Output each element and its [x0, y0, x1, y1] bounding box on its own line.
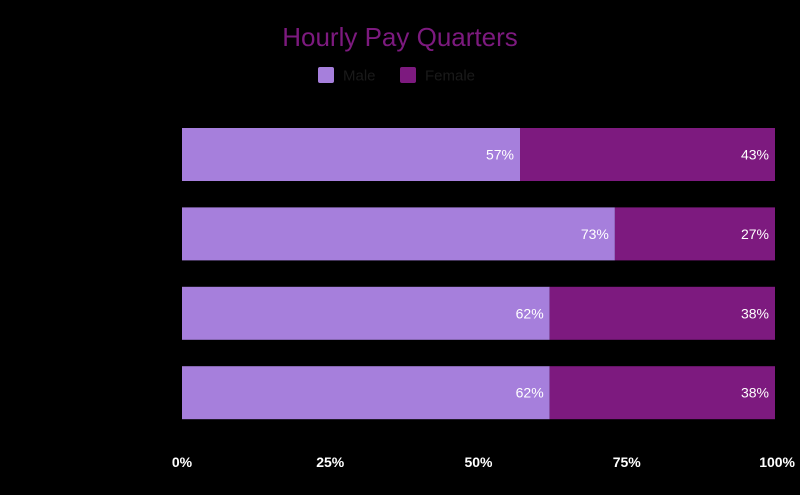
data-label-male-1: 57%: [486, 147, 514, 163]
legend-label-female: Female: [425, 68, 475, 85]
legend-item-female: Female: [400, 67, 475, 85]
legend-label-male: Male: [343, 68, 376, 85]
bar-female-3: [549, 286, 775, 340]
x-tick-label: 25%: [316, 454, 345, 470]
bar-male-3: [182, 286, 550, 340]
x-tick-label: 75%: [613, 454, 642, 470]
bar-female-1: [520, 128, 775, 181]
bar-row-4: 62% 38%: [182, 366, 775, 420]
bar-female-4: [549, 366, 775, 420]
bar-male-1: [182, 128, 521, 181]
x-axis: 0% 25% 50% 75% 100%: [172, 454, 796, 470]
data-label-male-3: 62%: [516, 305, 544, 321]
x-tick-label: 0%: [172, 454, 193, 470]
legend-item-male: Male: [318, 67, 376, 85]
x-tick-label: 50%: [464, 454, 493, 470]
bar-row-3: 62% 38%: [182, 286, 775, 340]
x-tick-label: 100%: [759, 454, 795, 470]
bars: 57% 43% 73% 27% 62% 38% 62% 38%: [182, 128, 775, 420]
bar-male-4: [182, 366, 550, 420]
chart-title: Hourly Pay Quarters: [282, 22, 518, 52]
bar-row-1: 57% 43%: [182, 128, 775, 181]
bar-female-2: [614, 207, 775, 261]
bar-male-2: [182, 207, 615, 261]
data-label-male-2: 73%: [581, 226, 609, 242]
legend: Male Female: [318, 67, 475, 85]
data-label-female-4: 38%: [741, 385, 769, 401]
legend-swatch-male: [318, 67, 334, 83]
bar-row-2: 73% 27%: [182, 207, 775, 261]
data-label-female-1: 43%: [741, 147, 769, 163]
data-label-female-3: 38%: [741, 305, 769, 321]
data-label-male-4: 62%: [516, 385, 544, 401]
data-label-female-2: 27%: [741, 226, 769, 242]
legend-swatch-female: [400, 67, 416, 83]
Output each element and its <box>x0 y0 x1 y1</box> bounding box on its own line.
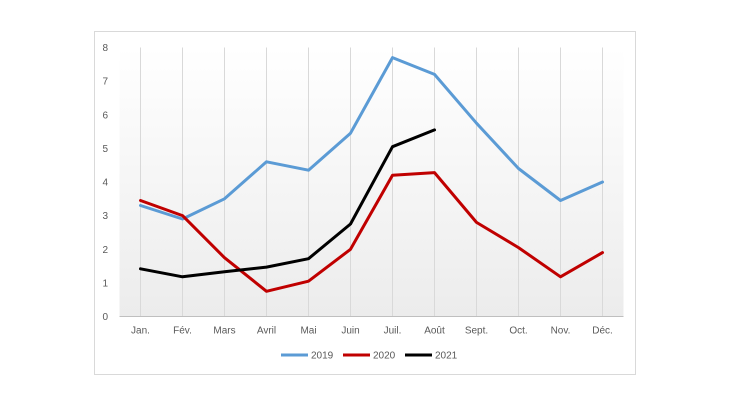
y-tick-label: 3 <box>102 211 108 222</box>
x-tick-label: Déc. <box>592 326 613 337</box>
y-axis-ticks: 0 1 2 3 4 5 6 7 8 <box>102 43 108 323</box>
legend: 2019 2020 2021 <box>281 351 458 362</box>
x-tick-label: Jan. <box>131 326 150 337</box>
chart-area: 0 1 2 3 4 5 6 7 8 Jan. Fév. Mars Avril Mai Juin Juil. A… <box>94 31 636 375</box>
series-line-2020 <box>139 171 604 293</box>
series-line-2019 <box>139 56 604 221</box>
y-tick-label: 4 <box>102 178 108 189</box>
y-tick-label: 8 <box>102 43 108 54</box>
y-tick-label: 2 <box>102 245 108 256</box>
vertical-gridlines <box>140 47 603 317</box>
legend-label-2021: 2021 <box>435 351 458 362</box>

........

### [Work instructions]
Can you repeat every line of the records above verbatim, leaving out the pictures?

### [Expected answer]
Output each element and its [x0, y0, x1, y1] bounding box on its own line.
data-label-male-1: 57%: [486, 147, 514, 163]
legend-label-female: Female: [425, 68, 475, 85]
legend-item-female: Female: [400, 67, 475, 85]
legend-label-male: Male: [343, 68, 376, 85]
bar-female-3: [549, 286, 775, 340]
x-tick-label: 25%: [316, 454, 345, 470]
bar-male-3: [182, 286, 550, 340]
x-tick-label: 75%: [613, 454, 642, 470]
bar-female-1: [520, 128, 775, 181]
bar-row-4: 62% 38%: [182, 366, 775, 420]
bar-female-4: [549, 366, 775, 420]
bar-male-1: [182, 128, 521, 181]
x-axis: 0% 25% 50% 75% 100%: [172, 454, 796, 470]
data-label-male-3: 62%: [516, 305, 544, 321]
x-tick-label: 0%: [172, 454, 193, 470]
legend-item-male: Male: [318, 67, 376, 85]
x-tick-label: 50%: [464, 454, 493, 470]
bar-row-3: 62% 38%: [182, 286, 775, 340]
x-tick-label: 100%: [759, 454, 795, 470]
bars: 57% 43% 73% 27% 62% 38% 62% 38%: [182, 128, 775, 420]
bar-male-4: [182, 366, 550, 420]
chart-title: Hourly Pay Quarters: [282, 22, 518, 52]
bar-row-1: 57% 43%: [182, 128, 775, 181]
bar-female-2: [614, 207, 775, 261]
bar-male-2: [182, 207, 615, 261]
data-label-male-2: 73%: [581, 226, 609, 242]
legend: Male Female: [318, 67, 475, 85]
data-label-female-4: 38%: [741, 385, 769, 401]
legend-swatch-male: [318, 67, 334, 83]
bar-row-2: 73% 27%: [182, 207, 775, 261]
data-label-female-1: 43%: [741, 147, 769, 163]
data-label-female-3: 38%: [741, 305, 769, 321]
data-label-male-4: 62%: [516, 385, 544, 401]
data-label-female-2: 27%: [741, 226, 769, 242]
legend-swatch-female: [400, 67, 416, 83]
Output each element and its <box>x0 y0 x1 y1</box> bounding box on its own line.
y-tick-label: 3 <box>102 211 108 222</box>
x-tick-label: Déc. <box>592 326 613 337</box>
y-axis-ticks: 0 1 2 3 4 5 6 7 8 <box>102 43 108 323</box>
legend: 2019 2020 2021 <box>281 351 458 362</box>
x-tick-label: Jan. <box>131 326 150 337</box>
chart-area: 0 1 2 3 4 5 6 7 8 Jan. Fév. Mars Avril Mai Juin Juil. A… <box>94 31 636 375</box>
series-line-2020 <box>139 171 604 293</box>
series-line-2019 <box>139 56 604 221</box>
y-tick-label: 4 <box>102 178 108 189</box>
y-tick-label: 8 <box>102 43 108 54</box>
y-tick-label: 2 <box>102 245 108 256</box>
vertical-gridlines <box>140 47 603 317</box>
legend-label-2021: 2021 <box>435 351 458 362</box>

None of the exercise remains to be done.